• What is being asked:
From the entries that follow, list every line in which the string "upto" appears.

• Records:
------------------------------

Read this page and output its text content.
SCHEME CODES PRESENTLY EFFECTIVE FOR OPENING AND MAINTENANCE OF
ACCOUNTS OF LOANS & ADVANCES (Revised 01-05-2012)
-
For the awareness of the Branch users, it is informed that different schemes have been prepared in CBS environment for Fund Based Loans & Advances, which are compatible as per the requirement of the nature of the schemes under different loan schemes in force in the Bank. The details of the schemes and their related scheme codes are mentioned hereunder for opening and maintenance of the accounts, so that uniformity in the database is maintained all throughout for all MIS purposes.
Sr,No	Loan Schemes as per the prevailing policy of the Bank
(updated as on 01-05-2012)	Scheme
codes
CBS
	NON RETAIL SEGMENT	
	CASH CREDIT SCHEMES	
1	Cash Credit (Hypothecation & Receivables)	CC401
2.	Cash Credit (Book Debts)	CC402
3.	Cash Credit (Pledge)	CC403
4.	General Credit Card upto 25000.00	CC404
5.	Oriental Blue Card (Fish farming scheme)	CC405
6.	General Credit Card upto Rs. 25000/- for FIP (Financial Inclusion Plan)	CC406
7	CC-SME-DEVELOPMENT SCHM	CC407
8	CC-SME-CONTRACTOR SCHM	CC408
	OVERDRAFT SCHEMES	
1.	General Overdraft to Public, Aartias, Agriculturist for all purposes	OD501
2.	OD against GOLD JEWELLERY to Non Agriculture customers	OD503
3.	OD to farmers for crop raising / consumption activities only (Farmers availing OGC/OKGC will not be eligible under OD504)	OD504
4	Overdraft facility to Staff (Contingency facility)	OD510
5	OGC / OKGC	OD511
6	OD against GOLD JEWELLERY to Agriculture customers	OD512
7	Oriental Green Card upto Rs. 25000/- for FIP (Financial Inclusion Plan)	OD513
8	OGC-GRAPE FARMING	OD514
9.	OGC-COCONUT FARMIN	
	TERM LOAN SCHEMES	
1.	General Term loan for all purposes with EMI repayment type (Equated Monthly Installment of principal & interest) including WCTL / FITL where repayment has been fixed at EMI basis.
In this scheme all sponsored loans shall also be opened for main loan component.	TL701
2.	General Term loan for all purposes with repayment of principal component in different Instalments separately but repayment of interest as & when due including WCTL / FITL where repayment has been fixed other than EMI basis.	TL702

------------------------------

• Problem solution:
4.	General Credit Card upto 25000.00	CC404
6.	General Credit Card upto Rs. 25000/- for FIP (Financial Inclusion Plan)	CC406
7	Oriental Green Card upto Rs. 25000/- for FIP (Financial Inclusion Plan)	OD513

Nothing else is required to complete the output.